▶ Challenge: Print out each record below, unaltered and complete, without its images.

▶ Stored entries:
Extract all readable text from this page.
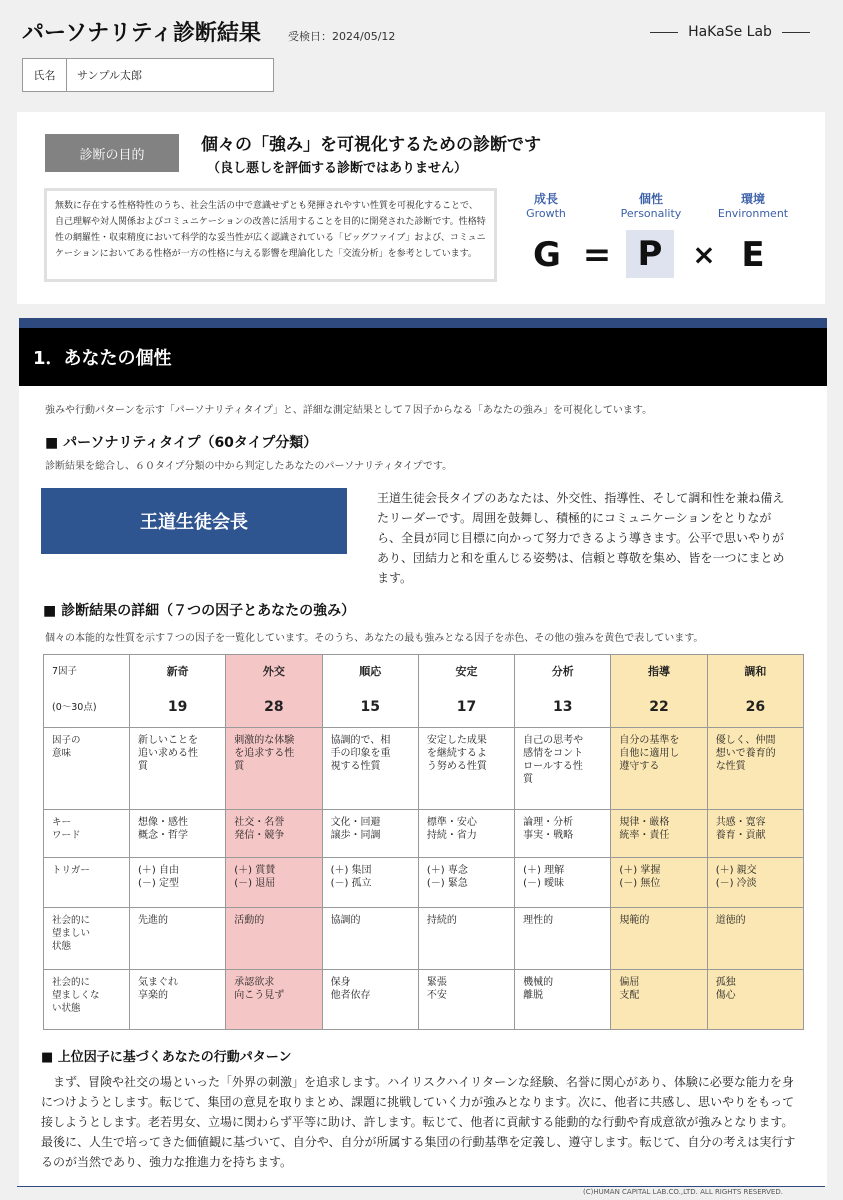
パーソナリティ診断結果 受検日：2024/05/12	HaKaSe Lab
氏名	サンプル太郎
診断の目的	個々の「強み」を可視化するための診断です
（良し悪しを評価する診断ではありません）
無数に存在する性格特性のうち、社会生活の中で意識せずとも発揮されやすい性質を可視化することで、自己理解や対人関係およびコミュニケーションの改善に活用することを目的に開発された診断です。性格特性の網羅性・収束精度において科学的な妥当性が広く認識されている「ビッグファイブ」および、コミュニケーションにおいてある性格が一方の性格に与える影響を理論化した「交流分析」を参考としています。
成長
Growth
個性
Personality
環境
Environment
G = P	× E
1．あなたの個性
強みや行動パターンを示す「パーソナリティタイプ」と、詳細な測定結果として７因子からなる「あなたの強み」を可視化しています。
■ パーソナリティタイプ（60タイプ分類）
診断結果を総合し、６０タイプ分類の中から判定したあなたのパーソナリティタイプです。
王道生徒会長
王道生徒会長タイプのあなたは、外交性、指導性、そして調和性を兼ね備えたリーダーです。周囲を鼓舞し、積極的にコミュニケーションをとりながら、全員が同じ目標に向かって努力できるよう導きます。公平で思いやりがあり、団結力と和を重んじる姿勢は、信頼と尊敬を集め、皆を一つにまとめます。
■ 診断結果の詳細（７つの因子とあなたの強み）
個々の本能的な性質を示す７つの因子を一覧化しています。そのうち、あなたの最も強みとなる因子を赤色、その他の強みを黄色で表しています。
7因子	新奇	外交	順応	安定	分析	指導	調和
(0～30点)	19	28	15	17	13	22	26
因子の
意味	新しいことを
追い求める性
質	刺激的な体験
を追求する性
質	協調的で、相
手の印象を重
視する性質	安定した成果
を継続するよ
う努める性質	自己の思考や
感情をコント
ロールする性
質	自分の基準を
自他に適用し
遵守する	優しく、仲間
想いで養育的
な性質
キー
ワード	想像・感性
概念・哲学	社交・名誉
発信・競争	文化・回避
譲歩・同調	標準・安心
持続・省力	論理・分析
事実・戦略	規律・厳格
統率・責任	共感・寛容
養育・貢献
トリガー	(＋) 自由
(－) 定型	(＋) 賞賛
(－) 退屈	(＋) 集団
(－) 孤立	(＋) 専念
(－) 緊急	(＋) 理解
(－) 曖昧	(＋) 掌握
(－) 無位	(＋) 親交
(－) 冷淡
社会的に
望ましい
状態	先進的	活動的	協調的	持続的	理性的	規範的	道徳的
社会的に
望ましくな
い状態	気まぐれ
享楽的	承認欲求
向こう見ず	保身
他者依存	緊張
不安	機械的
離脱	偏屈
支配	孤独
傷心
■ 上位因子に基づくあなたの行動パターン
まず、冒険や社交の場といった「外界の刺激」を追求します。ハイリスクハイリターンな経験、名誉に関心があり、体験に必要な能力を身につけようとします。転じて、集団の意見を取りまとめ、課題に挑戦していく力が強みとなります。次に、他者に共感し、思いやりをもって接しようとします。老若男女、立場に関わらず平等に助け、許します。転じて、他者に貢献する能動的な行動や育成意欲が強みとなります。最後に、人生で培ってきた価値観に基づいて、自分や、自分が所属する集団の行動基準を定義し、遵守します。転じて、自分の考えは実行するのが当然であり、強力な推進力を持ちます。
(C)HUMAN CAPITAL LAB.CO.,LTD. ALL RIGHTS RESERVED.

▶ Complete answer:
Extract all readable text from this page.
パーソナリティ診断結果 受検日：2024/05/12	HaKaSe Lab
氏名	サンプル太郎
診断の目的	個々の「強み」を可視化するための診断です
（良し悪しを評価する診断ではありません）
無数に存在する性格特性のうち、社会生活の中で意識せずとも発揮されやすい性質を可視化することで、自己理解や対人関係およびコミュニケーションの改善に活用することを目的に開発された診断です。性格特性の網羅性・収束精度において科学的な妥当性が広く認識されている「ビッグファイブ」および、コミュニケーションにおいてある性格が一方の性格に与える影響を理論化した「交流分析」を参考としています。
成長
Growth
個性
Personality
環境
Environment
G = P	× E
1．あなたの個性
強みや行動パターンを示す「パーソナリティタイプ」と、詳細な測定結果として７因子からなる「あなたの強み」を可視化しています。
■ パーソナリティタイプ（60タイプ分類）
診断結果を総合し、６０タイプ分類の中から判定したあなたのパーソナリティタイプです。
王道生徒会長
王道生徒会長タイプのあなたは、外交性、指導性、そして調和性を兼ね備えたリーダーです。周囲を鼓舞し、積極的にコミュニケーションをとりながら、全員が同じ目標に向かって努力できるよう導きます。公平で思いやりがあり、団結力と和を重んじる姿勢は、信頼と尊敬を集め、皆を一つにまとめます。
■ 診断結果の詳細（７つの因子とあなたの強み）
個々の本能的な性質を示す７つの因子を一覧化しています。そのうち、あなたの最も強みとなる因子を赤色、その他の強みを黄色で表しています。
7因子	新奇	外交	順応	安定	分析	指導	調和
(0～30点)	19	28	15	17	13	22	26
因子の
意味	新しいことを
追い求める性
質	刺激的な体験
を追求する性
質	協調的で、相
手の印象を重
視する性質	安定した成果
を継続するよ
う努める性質	自己の思考や
感情をコント
ロールする性
質	自分の基準を
自他に適用し
遵守する	優しく、仲間
想いで養育的
な性質
キー
ワード	想像・感性
概念・哲学	社交・名誉
発信・競争	文化・回避
譲歩・同調	標準・安心
持続・省力	論理・分析
事実・戦略	規律・厳格
統率・責任	共感・寛容
養育・貢献
トリガー	(＋) 自由
(－) 定型	(＋) 賞賛
(－) 退屈	(＋) 集団
(－) 孤立	(＋) 専念
(－) 緊急	(＋) 理解
(－) 曖昧	(＋) 掌握
(－) 無位	(＋) 親交
(－) 冷淡
社会的に
望ましい
状態	先進的	活動的	協調的	持続的	理性的	規範的	道徳的
社会的に
望ましくな
い状態	気まぐれ
享楽的	承認欲求
向こう見ず	保身
他者依存	緊張
不安	機械的
離脱	偏屈
支配	孤独
傷心
■ 上位因子に基づくあなたの行動パターン
まず、冒険や社交の場といった「外界の刺激」を追求します。ハイリスクハイリターンな経験、名誉に関心があり、体験に必要な能力を身につけようとします。転じて、集団の意見を取りまとめ、課題に挑戦していく力が強みとなります。次に、他者に共感し、思いやりをもって接しようとします。老若男女、立場に関わらず平等に助け、許します。転じて、他者に貢献する能動的な行動や育成意欲が強みとなります。最後に、人生で培ってきた価値観に基づいて、自分や、自分が所属する集団の行動基準を定義し、遵守します。転じて、自分の考えは実行するのが当然であり、強力な推進力を持ちます。
(C)HUMAN CAPITAL LAB.CO.,LTD. ALL RIGHTS RESERVED.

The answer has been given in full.